Start of Extract provided
Take Food Cops' Advice with a Grain of Salt -- Until That's Banned, Too

This article appeared July 12, 2006 on the website of the Business & Media Institute:

Dr. Sylvester Graham -- who was born in 1794 and died in 1851 -- has been re-incarnated. His new name is Michael Jacobson, founder and director of the Washington-based "food police," operating under the name the Center for Science in the Public Interest.

Like his modern-day counterpart, Graham pontificated about "good" foods and "bad" foods -- and urged people to eat only fruits and vegetables, avoid "artificial preparation" of food, and eschew salt, meat, white flour, sugar, and alcohol. He had his own journal, Graham's Journal of Health and Longevity. The only difference between the two: Graham started his own commercial line of food products (including the famous cracker named after him), and Jacobson has not done that -- at least not yet.

Jacobson and his army of do-gooders, equipped with a direct line to the mainstream media, tell us almost daily what we should and should eat, warn us of dire threats in the food supply, and use the threat of litigation and regulation to protect us from ourselves.

--CSPI is currently waging jihad against dietary fats in general and trans fats in particular. Jacobson characterizes trans fat as a toxin -- or poison -- and claims that its presence in food causes 50,000 or more deaths from heart disease annually. Recently, CSPI sued Yum Brands, which owns Kentucky Fried Chicken, because KFC uses partially hydrogenated oils to prepare many of the Colonel's most popular fried dishes. Always ready with colorful rhetoric, Jacobson refers to the risk of "Kentucky Fried Coronaries."

The irony here is that from 1984 to 1990 CSPI was actually promoting the use of hydrogenated oils and defending trans fats -- threatening restaurants with lawsuits if they did not switch from beef tallow to hydrogenated oils for deep frying. While it's true that trans fats can lower levels of "good" cholesterol, their tendency to raise levels of "bad" cholesterol is one they share with ordinary saturated fats.

In these days of accelerating obesity prevalence, all of us should be attentive to fat consumption -- given the caloric wallop fat carries (nine calories per gram). But to single out trans fats as the scapegoat -- and to demand zero tolerance for trans fats -- is without scientific merit.

--The food police also regularly alarm us about "carcinogens" in food, including saccharin and acrylamide (which forms when high-carbohydrate foods, like potatoes, are fried or baked). CSPI never notes the fact that the "carcinogen" designation is based on high-dose animal studies that have no relevance for predicting human cancer risk.

--Salt is a dietary killer, CSPI says, accounting for over 150,000 premature deaths each year. Rumor has it that CSPI will soon petition the FDA to remove salt from the list of ingredients that are GRAS (generally recognized as safe). Dr. Graham would have been proud.
End of Extract provided
Things to do:
1: In the article on the food police, rewrite the paragraph beginning "Like his modern-day counterpart" as a shorter passage that keeps its main facts.
2: According to the article on the food police, what did CSPI threaten restaurants with lawsuits over between 1984 and 1990?
3: Reproduce the article on the food police from "Take Food Cops'" through "the Public Interest.", substituting "creator" for "founder".
Start of Given records
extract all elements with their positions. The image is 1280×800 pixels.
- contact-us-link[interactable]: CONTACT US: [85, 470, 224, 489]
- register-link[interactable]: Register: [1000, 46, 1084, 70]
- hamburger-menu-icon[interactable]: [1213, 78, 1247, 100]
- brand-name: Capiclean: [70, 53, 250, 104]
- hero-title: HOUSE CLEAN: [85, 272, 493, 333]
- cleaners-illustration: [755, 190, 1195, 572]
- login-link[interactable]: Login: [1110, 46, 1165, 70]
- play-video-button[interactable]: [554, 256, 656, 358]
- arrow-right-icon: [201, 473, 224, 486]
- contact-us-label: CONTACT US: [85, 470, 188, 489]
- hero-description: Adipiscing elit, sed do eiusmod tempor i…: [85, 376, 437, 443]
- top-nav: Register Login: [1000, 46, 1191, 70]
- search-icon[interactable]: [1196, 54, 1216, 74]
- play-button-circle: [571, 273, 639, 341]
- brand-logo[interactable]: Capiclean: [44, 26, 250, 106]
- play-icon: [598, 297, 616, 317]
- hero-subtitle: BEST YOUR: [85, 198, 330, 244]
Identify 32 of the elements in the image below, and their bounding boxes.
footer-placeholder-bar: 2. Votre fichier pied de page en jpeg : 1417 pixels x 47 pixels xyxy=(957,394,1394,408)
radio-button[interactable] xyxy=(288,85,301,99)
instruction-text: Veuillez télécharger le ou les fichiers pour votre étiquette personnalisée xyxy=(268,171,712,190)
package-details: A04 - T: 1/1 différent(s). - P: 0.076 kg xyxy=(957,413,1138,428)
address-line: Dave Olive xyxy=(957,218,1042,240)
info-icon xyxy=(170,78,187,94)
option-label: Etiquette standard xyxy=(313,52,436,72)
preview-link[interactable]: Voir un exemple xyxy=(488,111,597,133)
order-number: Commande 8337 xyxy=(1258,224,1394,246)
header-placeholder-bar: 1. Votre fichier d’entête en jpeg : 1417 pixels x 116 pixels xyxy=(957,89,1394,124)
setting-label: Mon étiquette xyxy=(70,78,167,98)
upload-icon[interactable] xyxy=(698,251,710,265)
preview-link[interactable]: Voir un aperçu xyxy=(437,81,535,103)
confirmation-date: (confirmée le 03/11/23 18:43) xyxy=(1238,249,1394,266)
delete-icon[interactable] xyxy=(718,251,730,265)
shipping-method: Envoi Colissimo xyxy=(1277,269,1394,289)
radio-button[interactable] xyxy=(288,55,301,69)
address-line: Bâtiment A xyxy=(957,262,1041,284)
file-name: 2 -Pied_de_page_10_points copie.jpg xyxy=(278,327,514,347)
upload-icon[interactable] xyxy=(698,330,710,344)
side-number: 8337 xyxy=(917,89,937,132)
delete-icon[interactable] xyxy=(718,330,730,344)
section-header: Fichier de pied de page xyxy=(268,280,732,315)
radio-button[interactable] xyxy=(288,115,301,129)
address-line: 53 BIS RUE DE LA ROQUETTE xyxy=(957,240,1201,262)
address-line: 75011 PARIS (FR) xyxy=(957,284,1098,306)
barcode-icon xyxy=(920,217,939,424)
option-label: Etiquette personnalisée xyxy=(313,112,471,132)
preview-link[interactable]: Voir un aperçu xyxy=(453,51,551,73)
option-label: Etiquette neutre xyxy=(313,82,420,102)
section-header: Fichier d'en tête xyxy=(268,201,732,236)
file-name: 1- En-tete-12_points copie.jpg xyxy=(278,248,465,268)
End of Given records
Task-by-task results:
1: Like Jacobson, Graham divided foods into "good" and "bad." He urged people to eat only fruits and vegetables, to avoid "artificial preparation" of food, and to shun salt, meat, white flour, sugar, and alcohol. He published Graham's Journal of Health and Longevity. The one difference between the two men is that Graham launched a commercial line of food products, including his famous cracker, while Jacobson has not done so, at least not yet.

2: Over not switching from beef tallow to hydrogenated oils for deep frying.

3:
Take Food Cops' Advice with a Grain of Salt -- Until That's Banned, Too

This article appeared July 12, 2006 on the website of the Business & Media Institute:

Dr. Sylvester Graham -- who was born in 1794 and died in 1851 -- has been re-incarnated. His new name is Michael Jacobson, creator and director of the Washington-based "food police," operating under the name the Center for Science in the Public Interest.